# Stored data

↓

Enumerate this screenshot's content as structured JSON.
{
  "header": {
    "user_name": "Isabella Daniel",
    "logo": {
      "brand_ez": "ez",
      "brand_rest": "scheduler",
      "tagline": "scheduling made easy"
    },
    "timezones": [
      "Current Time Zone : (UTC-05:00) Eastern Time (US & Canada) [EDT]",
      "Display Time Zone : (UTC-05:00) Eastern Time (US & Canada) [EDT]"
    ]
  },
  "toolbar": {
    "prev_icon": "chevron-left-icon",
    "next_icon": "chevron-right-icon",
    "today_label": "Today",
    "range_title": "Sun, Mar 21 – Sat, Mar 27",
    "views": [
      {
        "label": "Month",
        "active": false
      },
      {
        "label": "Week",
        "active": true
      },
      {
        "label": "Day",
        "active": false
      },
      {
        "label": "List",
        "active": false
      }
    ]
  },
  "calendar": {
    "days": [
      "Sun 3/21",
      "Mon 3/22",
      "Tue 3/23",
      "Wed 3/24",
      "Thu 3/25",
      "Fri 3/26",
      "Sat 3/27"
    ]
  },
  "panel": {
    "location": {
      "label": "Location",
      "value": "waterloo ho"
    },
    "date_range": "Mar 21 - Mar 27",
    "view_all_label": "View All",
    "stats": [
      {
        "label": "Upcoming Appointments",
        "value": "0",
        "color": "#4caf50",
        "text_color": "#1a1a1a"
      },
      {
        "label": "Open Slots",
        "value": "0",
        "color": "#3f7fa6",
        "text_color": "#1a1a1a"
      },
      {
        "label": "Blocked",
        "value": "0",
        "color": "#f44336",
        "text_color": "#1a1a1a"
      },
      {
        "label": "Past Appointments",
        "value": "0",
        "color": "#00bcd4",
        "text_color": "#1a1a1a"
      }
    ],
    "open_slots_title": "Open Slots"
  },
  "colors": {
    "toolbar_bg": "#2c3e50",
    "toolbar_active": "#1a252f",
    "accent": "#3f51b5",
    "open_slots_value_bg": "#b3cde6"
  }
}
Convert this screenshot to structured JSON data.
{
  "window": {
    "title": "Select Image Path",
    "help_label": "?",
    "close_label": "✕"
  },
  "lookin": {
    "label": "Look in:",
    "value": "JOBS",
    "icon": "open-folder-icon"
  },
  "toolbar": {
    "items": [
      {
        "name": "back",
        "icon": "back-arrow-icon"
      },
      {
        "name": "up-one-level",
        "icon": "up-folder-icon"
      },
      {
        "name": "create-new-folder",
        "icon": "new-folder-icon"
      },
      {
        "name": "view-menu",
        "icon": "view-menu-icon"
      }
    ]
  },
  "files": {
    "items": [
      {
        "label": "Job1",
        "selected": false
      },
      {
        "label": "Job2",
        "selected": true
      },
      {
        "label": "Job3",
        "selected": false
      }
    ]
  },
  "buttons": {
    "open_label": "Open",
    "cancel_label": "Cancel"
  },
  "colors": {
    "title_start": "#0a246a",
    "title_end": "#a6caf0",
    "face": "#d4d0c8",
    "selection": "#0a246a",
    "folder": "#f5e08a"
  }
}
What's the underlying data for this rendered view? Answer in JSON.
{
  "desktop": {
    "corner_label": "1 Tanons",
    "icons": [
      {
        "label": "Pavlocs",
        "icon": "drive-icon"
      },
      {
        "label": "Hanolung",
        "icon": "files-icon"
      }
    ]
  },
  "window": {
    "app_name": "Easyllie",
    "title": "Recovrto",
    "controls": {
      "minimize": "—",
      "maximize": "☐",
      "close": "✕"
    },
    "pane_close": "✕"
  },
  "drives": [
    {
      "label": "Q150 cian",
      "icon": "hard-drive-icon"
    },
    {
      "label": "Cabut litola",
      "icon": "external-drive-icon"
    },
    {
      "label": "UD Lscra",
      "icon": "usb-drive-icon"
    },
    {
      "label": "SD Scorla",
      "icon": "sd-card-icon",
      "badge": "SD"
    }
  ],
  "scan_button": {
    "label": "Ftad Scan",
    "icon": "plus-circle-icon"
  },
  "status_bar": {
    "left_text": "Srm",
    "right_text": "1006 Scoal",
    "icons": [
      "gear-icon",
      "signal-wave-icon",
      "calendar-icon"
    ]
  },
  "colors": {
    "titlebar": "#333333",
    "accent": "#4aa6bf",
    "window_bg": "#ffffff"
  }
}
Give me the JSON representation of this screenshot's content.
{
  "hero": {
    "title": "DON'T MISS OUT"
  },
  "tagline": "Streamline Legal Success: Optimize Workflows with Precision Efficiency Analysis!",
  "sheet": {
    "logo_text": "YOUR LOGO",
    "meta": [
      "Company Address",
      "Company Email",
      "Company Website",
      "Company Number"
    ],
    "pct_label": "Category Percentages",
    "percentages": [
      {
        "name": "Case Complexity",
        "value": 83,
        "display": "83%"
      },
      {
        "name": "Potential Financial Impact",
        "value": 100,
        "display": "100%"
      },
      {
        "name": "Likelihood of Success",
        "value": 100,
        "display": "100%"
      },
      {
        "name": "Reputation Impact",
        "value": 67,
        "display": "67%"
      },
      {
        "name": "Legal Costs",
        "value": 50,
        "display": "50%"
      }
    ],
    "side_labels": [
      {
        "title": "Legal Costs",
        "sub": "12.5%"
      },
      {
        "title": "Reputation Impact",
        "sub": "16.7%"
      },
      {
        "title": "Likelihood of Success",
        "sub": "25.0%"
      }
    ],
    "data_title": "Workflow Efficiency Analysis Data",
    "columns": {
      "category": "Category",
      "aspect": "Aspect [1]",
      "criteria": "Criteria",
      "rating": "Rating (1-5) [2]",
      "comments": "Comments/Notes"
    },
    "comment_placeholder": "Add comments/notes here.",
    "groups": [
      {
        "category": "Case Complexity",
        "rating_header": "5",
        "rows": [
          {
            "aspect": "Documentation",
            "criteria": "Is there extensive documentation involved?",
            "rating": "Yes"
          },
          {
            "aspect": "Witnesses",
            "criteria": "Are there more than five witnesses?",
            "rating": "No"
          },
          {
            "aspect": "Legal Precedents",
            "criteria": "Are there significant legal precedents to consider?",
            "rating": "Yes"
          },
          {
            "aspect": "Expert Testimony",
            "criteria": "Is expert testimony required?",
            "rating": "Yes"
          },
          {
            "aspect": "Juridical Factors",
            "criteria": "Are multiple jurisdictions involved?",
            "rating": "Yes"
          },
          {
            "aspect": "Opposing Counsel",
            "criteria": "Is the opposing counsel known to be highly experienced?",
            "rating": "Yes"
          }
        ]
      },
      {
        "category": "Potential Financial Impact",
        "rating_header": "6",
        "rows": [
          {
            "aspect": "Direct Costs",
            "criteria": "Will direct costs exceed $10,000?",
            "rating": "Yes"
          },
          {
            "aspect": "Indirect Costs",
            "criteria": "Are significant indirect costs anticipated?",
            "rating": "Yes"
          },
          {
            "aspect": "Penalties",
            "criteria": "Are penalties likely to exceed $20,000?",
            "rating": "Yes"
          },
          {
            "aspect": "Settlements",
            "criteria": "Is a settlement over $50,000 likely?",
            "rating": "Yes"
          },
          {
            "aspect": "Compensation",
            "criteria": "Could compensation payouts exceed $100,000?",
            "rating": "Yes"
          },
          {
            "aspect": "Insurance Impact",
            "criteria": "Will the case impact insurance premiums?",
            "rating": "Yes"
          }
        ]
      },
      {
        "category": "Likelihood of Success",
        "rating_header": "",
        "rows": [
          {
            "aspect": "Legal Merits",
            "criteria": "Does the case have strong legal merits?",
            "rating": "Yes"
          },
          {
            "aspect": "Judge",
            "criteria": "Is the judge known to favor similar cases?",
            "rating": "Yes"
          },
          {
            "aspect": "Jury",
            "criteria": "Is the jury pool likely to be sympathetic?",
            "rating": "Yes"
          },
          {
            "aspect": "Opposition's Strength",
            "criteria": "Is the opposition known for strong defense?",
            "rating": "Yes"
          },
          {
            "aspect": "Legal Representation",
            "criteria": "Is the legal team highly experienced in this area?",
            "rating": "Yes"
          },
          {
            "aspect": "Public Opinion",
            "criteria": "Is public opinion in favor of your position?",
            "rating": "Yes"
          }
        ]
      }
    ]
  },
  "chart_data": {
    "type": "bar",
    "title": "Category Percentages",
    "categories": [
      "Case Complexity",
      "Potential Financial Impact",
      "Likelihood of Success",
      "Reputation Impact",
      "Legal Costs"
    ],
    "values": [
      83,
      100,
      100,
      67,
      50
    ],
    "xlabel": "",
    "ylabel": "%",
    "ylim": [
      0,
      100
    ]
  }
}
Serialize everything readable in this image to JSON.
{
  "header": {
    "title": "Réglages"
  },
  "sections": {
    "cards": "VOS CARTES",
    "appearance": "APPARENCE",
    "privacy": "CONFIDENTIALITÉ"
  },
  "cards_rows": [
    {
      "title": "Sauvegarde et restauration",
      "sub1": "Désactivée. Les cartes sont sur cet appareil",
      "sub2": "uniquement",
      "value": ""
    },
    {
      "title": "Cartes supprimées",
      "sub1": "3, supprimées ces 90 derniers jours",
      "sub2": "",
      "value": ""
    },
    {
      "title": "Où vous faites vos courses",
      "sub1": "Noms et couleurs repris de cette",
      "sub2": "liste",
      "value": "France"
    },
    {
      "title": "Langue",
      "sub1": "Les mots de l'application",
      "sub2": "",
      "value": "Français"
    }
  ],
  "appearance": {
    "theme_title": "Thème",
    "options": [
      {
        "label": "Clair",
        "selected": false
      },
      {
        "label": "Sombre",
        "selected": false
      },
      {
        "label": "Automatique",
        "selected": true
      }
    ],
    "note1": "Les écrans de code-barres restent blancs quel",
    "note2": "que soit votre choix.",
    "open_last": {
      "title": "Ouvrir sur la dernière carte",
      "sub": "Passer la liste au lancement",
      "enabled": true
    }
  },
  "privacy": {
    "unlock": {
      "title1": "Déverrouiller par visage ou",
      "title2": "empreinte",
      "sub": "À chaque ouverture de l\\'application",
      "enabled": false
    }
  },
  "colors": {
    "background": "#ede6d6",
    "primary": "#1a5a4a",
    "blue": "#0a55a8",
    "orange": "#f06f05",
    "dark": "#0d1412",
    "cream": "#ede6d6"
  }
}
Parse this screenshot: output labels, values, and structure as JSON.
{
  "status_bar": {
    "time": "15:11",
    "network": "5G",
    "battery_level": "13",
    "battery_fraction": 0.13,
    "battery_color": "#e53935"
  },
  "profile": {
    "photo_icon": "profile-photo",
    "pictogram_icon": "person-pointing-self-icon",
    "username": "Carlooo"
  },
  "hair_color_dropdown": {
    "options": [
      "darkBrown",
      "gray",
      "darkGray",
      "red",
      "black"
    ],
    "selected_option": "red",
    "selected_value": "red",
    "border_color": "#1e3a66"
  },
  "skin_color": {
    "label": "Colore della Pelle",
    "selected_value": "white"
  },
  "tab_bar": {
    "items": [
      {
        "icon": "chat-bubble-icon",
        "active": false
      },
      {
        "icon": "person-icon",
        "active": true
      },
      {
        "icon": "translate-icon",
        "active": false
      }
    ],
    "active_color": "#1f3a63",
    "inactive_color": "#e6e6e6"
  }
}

↑

Of the lines in the material above, state how many contain the string "Likelihood"; give no other text.

# ANSWER FOR THIS EXERCISE
4